(The exercise): Copy everything in the data below exactly except the pictures.

^^^^^^^^^^^^^^^^

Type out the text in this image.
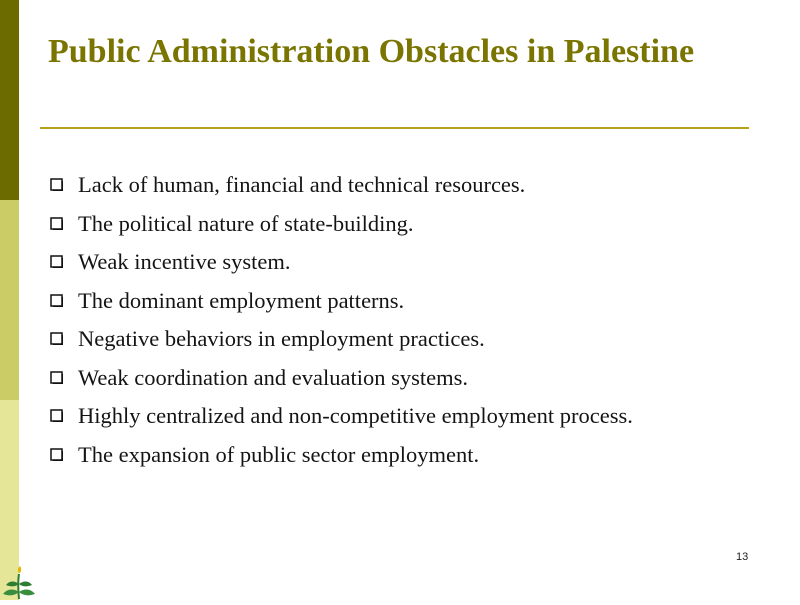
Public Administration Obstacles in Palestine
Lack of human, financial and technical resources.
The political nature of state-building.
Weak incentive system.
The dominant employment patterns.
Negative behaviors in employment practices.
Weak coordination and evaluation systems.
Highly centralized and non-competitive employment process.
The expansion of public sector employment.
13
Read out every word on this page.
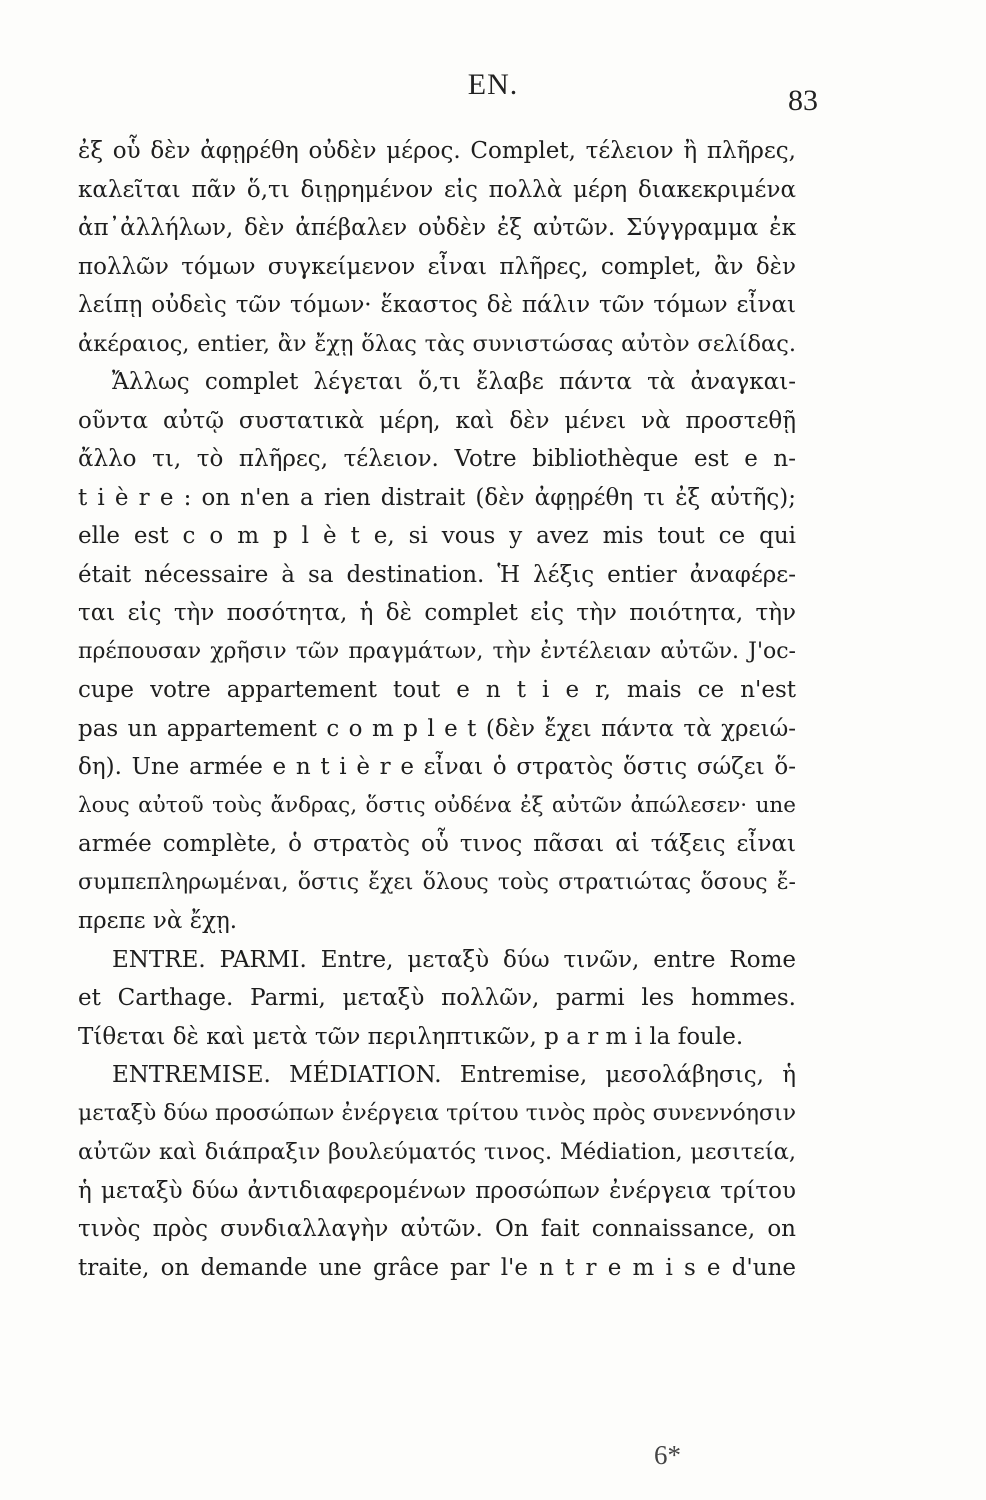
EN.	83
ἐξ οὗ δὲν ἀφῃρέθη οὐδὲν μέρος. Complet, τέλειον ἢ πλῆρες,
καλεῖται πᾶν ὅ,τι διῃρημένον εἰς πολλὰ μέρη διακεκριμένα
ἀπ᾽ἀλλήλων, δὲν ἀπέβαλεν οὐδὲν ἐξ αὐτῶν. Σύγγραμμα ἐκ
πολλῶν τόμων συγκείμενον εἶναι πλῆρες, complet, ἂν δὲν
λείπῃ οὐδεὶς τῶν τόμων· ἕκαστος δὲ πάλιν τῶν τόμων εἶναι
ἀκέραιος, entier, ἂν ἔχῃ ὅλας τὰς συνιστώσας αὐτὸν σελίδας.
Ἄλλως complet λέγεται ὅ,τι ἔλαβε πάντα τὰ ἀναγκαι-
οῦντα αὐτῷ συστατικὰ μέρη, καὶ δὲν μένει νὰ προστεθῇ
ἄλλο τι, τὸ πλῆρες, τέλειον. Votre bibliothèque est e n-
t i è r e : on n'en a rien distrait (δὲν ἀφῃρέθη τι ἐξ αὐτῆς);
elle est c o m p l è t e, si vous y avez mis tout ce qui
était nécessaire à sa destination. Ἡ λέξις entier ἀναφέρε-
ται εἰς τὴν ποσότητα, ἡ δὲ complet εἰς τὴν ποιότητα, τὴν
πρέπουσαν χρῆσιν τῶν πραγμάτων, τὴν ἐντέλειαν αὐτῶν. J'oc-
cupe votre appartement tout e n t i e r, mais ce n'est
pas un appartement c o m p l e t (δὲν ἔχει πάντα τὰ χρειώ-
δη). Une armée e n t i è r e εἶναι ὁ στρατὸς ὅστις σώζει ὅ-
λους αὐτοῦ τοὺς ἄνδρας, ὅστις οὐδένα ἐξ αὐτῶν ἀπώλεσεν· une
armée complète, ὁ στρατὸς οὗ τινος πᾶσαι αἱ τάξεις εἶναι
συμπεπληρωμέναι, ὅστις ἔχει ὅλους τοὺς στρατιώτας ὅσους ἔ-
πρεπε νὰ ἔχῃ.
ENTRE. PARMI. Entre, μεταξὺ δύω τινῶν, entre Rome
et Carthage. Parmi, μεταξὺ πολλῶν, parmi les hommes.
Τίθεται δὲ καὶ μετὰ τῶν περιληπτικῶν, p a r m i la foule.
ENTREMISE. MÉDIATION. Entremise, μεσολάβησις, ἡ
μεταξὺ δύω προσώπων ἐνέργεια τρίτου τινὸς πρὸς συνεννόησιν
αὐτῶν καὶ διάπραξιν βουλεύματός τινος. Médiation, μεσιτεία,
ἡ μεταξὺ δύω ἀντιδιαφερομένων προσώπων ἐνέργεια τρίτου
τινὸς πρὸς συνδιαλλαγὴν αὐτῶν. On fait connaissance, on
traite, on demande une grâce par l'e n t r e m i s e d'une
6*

^^^^^^^^^^^^^^^^

(Answer to this task):
Type out the text in this image.
Public Administration Obstacles in Palestine
Lack of human, financial and technical resources.
The political nature of state-building.
Weak incentive system.
The dominant employment patterns.
Negative behaviors in employment practices.
Weak coordination and evaluation systems.
Highly centralized and non-competitive employment process.
The expansion of public sector employment.
13
Read out every word on this page.
EN.	83
ἐξ οὗ δὲν ἀφῃρέθη οὐδὲν μέρος. Complet, τέλειον ἢ πλῆρες,
καλεῖται πᾶν ὅ,τι διῃρημένον εἰς πολλὰ μέρη διακεκριμένα
ἀπ᾽ἀλλήλων, δὲν ἀπέβαλεν οὐδὲν ἐξ αὐτῶν. Σύγγραμμα ἐκ
πολλῶν τόμων συγκείμενον εἶναι πλῆρες, complet, ἂν δὲν
λείπῃ οὐδεὶς τῶν τόμων· ἕκαστος δὲ πάλιν τῶν τόμων εἶναι
ἀκέραιος, entier, ἂν ἔχῃ ὅλας τὰς συνιστώσας αὐτὸν σελίδας.
Ἄλλως complet λέγεται ὅ,τι ἔλαβε πάντα τὰ ἀναγκαι-
οῦντα αὐτῷ συστατικὰ μέρη, καὶ δὲν μένει νὰ προστεθῇ
ἄλλο τι, τὸ πλῆρες, τέλειον. Votre bibliothèque est e n-
t i è r e : on n'en a rien distrait (δὲν ἀφῃρέθη τι ἐξ αὐτῆς);
elle est c o m p l è t e, si vous y avez mis tout ce qui
était nécessaire à sa destination. Ἡ λέξις entier ἀναφέρε-
ται εἰς τὴν ποσότητα, ἡ δὲ complet εἰς τὴν ποιότητα, τὴν
πρέπουσαν χρῆσιν τῶν πραγμάτων, τὴν ἐντέλειαν αὐτῶν. J'oc-
cupe votre appartement tout e n t i e r, mais ce n'est
pas un appartement c o m p l e t (δὲν ἔχει πάντα τὰ χρειώ-
δη). Une armée e n t i è r e εἶναι ὁ στρατὸς ὅστις σώζει ὅ-
λους αὐτοῦ τοὺς ἄνδρας, ὅστις οὐδένα ἐξ αὐτῶν ἀπώλεσεν· une
armée complète, ὁ στρατὸς οὗ τινος πᾶσαι αἱ τάξεις εἶναι
συμπεπληρωμέναι, ὅστις ἔχει ὅλους τοὺς στρατιώτας ὅσους ἔ-
πρεπε νὰ ἔχῃ.
ENTRE. PARMI. Entre, μεταξὺ δύω τινῶν, entre Rome
et Carthage. Parmi, μεταξὺ πολλῶν, parmi les hommes.
Τίθεται δὲ καὶ μετὰ τῶν περιληπτικῶν, p a r m i la foule.
ENTREMISE. MÉDIATION. Entremise, μεσολάβησις, ἡ
μεταξὺ δύω προσώπων ἐνέργεια τρίτου τινὸς πρὸς συνεννόησιν
αὐτῶν καὶ διάπραξιν βουλεύματός τινος. Médiation, μεσιτεία,
ἡ μεταξὺ δύω ἀντιδιαφερομένων προσώπων ἐνέργεια τρίτου
τινὸς πρὸς συνδιαλλαγὴν αὐτῶν. On fait connaissance, on
traite, on demande une grâce par l'e n t r e m i s e d'une
6*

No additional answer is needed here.